MATERIAL PROVIDED:

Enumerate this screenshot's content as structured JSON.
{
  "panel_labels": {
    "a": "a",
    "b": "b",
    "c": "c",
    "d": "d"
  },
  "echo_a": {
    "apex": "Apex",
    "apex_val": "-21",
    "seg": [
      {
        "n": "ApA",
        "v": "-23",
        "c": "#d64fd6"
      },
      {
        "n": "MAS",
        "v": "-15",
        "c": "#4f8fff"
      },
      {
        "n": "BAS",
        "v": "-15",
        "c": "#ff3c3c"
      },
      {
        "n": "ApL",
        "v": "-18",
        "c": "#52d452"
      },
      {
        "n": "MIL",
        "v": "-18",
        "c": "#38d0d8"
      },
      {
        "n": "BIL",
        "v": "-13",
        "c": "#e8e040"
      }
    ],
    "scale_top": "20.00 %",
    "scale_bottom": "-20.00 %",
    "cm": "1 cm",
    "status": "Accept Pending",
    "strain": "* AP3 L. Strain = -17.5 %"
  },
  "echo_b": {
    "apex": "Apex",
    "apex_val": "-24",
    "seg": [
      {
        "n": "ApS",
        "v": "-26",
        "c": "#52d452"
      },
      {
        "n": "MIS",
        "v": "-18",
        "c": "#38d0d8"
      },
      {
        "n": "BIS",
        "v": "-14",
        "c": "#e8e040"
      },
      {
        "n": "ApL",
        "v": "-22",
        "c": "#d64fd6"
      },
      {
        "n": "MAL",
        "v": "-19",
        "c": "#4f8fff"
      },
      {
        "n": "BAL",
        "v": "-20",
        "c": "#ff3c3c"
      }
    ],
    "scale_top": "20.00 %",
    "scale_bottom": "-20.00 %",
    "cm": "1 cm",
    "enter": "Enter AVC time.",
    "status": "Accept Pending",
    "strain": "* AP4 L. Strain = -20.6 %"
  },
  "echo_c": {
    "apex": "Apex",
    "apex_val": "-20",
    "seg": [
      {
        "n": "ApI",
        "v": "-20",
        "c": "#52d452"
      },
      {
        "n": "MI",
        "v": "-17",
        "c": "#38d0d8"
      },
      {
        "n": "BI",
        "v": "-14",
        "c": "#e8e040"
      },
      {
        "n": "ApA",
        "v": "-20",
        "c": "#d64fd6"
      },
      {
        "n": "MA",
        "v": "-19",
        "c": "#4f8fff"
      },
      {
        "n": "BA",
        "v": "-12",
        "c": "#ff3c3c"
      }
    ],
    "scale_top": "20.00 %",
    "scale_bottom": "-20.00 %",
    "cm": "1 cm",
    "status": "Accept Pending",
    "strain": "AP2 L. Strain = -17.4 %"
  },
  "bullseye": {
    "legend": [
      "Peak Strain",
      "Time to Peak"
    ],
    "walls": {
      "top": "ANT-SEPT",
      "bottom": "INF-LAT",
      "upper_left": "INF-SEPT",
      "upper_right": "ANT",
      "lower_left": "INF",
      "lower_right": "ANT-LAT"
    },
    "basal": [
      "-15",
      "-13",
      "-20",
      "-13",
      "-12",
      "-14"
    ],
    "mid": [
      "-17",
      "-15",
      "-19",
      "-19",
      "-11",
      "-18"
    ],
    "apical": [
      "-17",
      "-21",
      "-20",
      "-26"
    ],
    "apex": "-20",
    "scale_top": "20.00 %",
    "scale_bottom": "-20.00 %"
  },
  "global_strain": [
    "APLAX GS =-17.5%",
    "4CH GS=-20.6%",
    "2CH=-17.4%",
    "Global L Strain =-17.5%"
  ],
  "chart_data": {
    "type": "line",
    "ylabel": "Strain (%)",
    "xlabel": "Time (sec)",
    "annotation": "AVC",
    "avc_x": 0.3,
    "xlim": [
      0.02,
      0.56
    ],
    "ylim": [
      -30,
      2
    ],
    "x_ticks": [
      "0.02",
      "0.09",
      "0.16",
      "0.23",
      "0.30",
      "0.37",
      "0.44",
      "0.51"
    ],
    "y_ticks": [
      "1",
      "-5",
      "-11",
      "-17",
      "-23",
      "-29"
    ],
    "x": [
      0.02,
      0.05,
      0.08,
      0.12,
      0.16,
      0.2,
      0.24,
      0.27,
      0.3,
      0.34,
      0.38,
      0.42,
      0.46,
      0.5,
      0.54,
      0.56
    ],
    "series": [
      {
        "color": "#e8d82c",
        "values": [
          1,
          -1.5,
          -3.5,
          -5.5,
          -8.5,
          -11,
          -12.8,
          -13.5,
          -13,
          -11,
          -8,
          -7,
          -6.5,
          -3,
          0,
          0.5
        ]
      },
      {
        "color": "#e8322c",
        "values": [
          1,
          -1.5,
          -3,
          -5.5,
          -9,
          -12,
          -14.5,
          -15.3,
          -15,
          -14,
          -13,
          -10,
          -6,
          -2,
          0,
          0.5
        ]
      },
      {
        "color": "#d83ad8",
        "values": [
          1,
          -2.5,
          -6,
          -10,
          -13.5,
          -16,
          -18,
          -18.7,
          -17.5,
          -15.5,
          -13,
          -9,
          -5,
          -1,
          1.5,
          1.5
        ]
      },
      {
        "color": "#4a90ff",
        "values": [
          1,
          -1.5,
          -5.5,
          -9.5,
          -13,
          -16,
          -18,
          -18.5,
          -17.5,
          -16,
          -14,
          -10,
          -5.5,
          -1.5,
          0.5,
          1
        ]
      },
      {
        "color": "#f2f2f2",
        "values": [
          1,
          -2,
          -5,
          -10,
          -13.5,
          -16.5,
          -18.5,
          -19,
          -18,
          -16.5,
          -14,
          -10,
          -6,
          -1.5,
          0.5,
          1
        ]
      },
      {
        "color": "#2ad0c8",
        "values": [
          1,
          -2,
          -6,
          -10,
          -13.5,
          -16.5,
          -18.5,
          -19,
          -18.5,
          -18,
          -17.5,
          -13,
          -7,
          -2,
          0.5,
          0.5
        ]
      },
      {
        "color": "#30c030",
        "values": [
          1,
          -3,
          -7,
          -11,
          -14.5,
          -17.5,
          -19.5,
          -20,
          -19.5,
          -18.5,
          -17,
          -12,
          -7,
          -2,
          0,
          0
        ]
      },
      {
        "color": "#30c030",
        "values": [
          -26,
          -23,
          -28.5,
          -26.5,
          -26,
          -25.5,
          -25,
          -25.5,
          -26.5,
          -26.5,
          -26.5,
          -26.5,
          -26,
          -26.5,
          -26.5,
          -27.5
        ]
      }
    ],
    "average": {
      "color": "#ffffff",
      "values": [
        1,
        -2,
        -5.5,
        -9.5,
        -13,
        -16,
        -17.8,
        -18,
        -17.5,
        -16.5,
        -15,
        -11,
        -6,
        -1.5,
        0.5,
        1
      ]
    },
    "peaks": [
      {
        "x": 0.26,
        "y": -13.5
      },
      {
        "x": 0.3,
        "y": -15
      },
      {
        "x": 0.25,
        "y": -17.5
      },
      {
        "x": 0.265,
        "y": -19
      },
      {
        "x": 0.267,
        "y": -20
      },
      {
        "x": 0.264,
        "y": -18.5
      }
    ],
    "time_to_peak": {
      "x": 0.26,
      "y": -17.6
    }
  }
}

WHAT TO PRODUCE: Reproduce all the records precisely.

EXERCISE ANSWER:
Enumerate this screenshot's content as structured JSON.
{
  "panel_labels": {
    "a": "a",
    "b": "b",
    "c": "c",
    "d": "d"
  },
  "echo_a": {
    "apex": "Apex",
    "apex_val": "-21",
    "seg": [
      {
        "n": "ApA",
        "v": "-23",
        "c": "#d64fd6"
      },
      {
        "n": "MAS",
        "v": "-15",
        "c": "#4f8fff"
      },
      {
        "n": "BAS",
        "v": "-15",
        "c": "#ff3c3c"
      },
      {
        "n": "ApL",
        "v": "-18",
        "c": "#52d452"
      },
      {
        "n": "MIL",
        "v": "-18",
        "c": "#38d0d8"
      },
      {
        "n": "BIL",
        "v": "-13",
        "c": "#e8e040"
      }
    ],
    "scale_top": "20.00 %",
    "scale_bottom": "-20.00 %",
    "cm": "1 cm",
    "status": "Accept Pending",
    "strain": "* AP3 L. Strain = -17.5 %"
  },
  "echo_b": {
    "apex": "Apex",
    "apex_val": "-24",
    "seg": [
      {
        "n": "ApS",
        "v": "-26",
        "c": "#52d452"
      },
      {
        "n": "MIS",
        "v": "-18",
        "c": "#38d0d8"
      },
      {
        "n": "BIS",
        "v": "-14",
        "c": "#e8e040"
      },
      {
        "n": "ApL",
        "v": "-22",
        "c": "#d64fd6"
      },
      {
        "n": "MAL",
        "v": "-19",
        "c": "#4f8fff"
      },
      {
        "n": "BAL",
        "v": "-20",
        "c": "#ff3c3c"
      }
    ],
    "scale_top": "20.00 %",
    "scale_bottom": "-20.00 %",
    "cm": "1 cm",
    "enter": "Enter AVC time.",
    "status": "Accept Pending",
    "strain": "* AP4 L. Strain = -20.6 %"
  },
  "echo_c": {
    "apex": "Apex",
    "apex_val": "-20",
    "seg": [
      {
        "n": "ApI",
        "v": "-20",
        "c": "#52d452"
      },
      {
        "n": "MI",
        "v": "-17",
        "c": "#38d0d8"
      },
      {
        "n": "BI",
        "v": "-14",
        "c": "#e8e040"
      },
      {
        "n": "ApA",
        "v": "-20",
        "c": "#d64fd6"
      },
      {
        "n": "MA",
        "v": "-19",
        "c": "#4f8fff"
      },
      {
        "n": "BA",
        "v": "-12",
        "c": "#ff3c3c"
      }
    ],
    "scale_top": "20.00 %",
    "scale_bottom": "-20.00 %",
    "cm": "1 cm",
    "status": "Accept Pending",
    "strain": "AP2 L. Strain = -17.4 %"
  },
  "bullseye": {
    "legend": [
      "Peak Strain",
      "Time to Peak"
    ],
    "walls": {
      "top": "ANT-SEPT",
      "bottom": "INF-LAT",
      "upper_left": "INF-SEPT",
      "upper_right": "ANT",
      "lower_left": "INF",
      "lower_right": "ANT-LAT"
    },
    "basal": [
      "-15",
      "-13",
      "-20",
      "-13",
      "-12",
      "-14"
    ],
    "mid": [
      "-17",
      "-15",
      "-19",
      "-19",
      "-11",
      "-18"
    ],
    "apical": [
      "-17",
      "-21",
      "-20",
      "-26"
    ],
    "apex": "-20",
    "scale_top": "20.00 %",
    "scale_bottom": "-20.00 %"
  },
  "global_strain": [
    "APLAX GS =-17.5%",
    "4CH GS=-20.6%",
    "2CH=-17.4%",
    "Global L Strain =-17.5%"
  ],
  "chart_data": {
    "type": "line",
    "ylabel": "Strain (%)",
    "xlabel": "Time (sec)",
    "annotation": "AVC",
    "avc_x": 0.3,
    "xlim": [
      0.02,
      0.56
    ],
    "ylim": [
      -30,
      2
    ],
    "x_ticks": [
      "0.02",
      "0.09",
      "0.16",
      "0.23",
      "0.30",
      "0.37",
      "0.44",
      "0.51"
    ],
    "y_ticks": [
      "1",
      "-5",
      "-11",
      "-17",
      "-23",
      "-29"
    ],
    "x": [
      0.02,
      0.05,
      0.08,
      0.12,
      0.16,
      0.2,
      0.24,
      0.27,
      0.3,
      0.34,
      0.38,
      0.42,
      0.46,
      0.5,
      0.54,
      0.56
    ],
    "series": [
      {
        "color": "#e8d82c",
        "values": [
          1,
          -1.5,
          -3.5,
          -5.5,
          -8.5,
          -11,
          -12.8,
          -13.5,
          -13,
          -11,
          -8,
          -7,
          -6.5,
          -3,
          0,
          0.5
        ]
      },
      {
        "color": "#e8322c",
        "values": [
          1,
          -1.5,
          -3,
          -5.5,
          -9,
          -12,
          -14.5,
          -15.3,
          -15,
          -14,
          -13,
          -10,
          -6,
          -2,
          0,
          0.5
        ]
      },
      {
        "color": "#d83ad8",
        "values": [
          1,
          -2.5,
          -6,
          -10,
          -13.5,
          -16,
          -18,
          -18.7,
          -17.5,
          -15.5,
          -13,
          -9,
          -5,
          -1,
          1.5,
          1.5
        ]
      },
      {
        "color": "#4a90ff",
        "values": [
          1,
          -1.5,
          -5.5,
          -9.5,
          -13,
          -16,
          -18,
          -18.5,
          -17.5,
          -16,
          -14,
          -10,
          -5.5,
          -1.5,
          0.5,
          1
        ]
      },
      {
        "color": "#f2f2f2",
        "values": [
          1,
          -2,
          -5,
          -10,
          -13.5,
          -16.5,
          -18.5,
          -19,
          -18,
          -16.5,
          -14,
          -10,
          -6,
          -1.5,
          0.5,
          1
        ]
      },
      {
        "color": "#2ad0c8",
        "values": [
          1,
          -2,
          -6,
          -10,
          -13.5,
          -16.5,
          -18.5,
          -19,
          -18.5,
          -18,
          -17.5,
          -13,
          -7,
          -2,
          0.5,
          0.5
        ]
      },
      {
        "color": "#30c030",
        "values": [
          1,
          -3,
          -7,
          -11,
          -14.5,
          -17.5,
          -19.5,
          -20,
          -19.5,
          -18.5,
          -17,
          -12,
          -7,
          -2,
          0,
          0
        ]
      },
      {
        "color": "#30c030",
        "values": [
          -26,
          -23,
          -28.5,
          -26.5,
          -26,
          -25.5,
          -25,
          -25.5,
          -26.5,
          -26.5,
          -26.5,
          -26.5,
          -26,
          -26.5,
          -26.5,
          -27.5
        ]
      }
    ],
    "average": {
      "color": "#ffffff",
      "values": [
        1,
        -2,
        -5.5,
        -9.5,
        -13,
        -16,
        -17.8,
        -18,
        -17.5,
        -16.5,
        -15,
        -11,
        -6,
        -1.5,
        0.5,
        1
      ]
    },
    "peaks": [
      {
        "x": 0.26,
        "y": -13.5
      },
      {
        "x": 0.3,
        "y": -15
      },
      {
        "x": 0.25,
        "y": -17.5
      },
      {
        "x": 0.265,
        "y": -19
      },
      {
        "x": 0.267,
        "y": -20
      },
      {
        "x": 0.264,
        "y": -18.5
      }
    ],
    "time_to_peak": {
      "x": 0.26,
      "y": -17.6
    }
  }
}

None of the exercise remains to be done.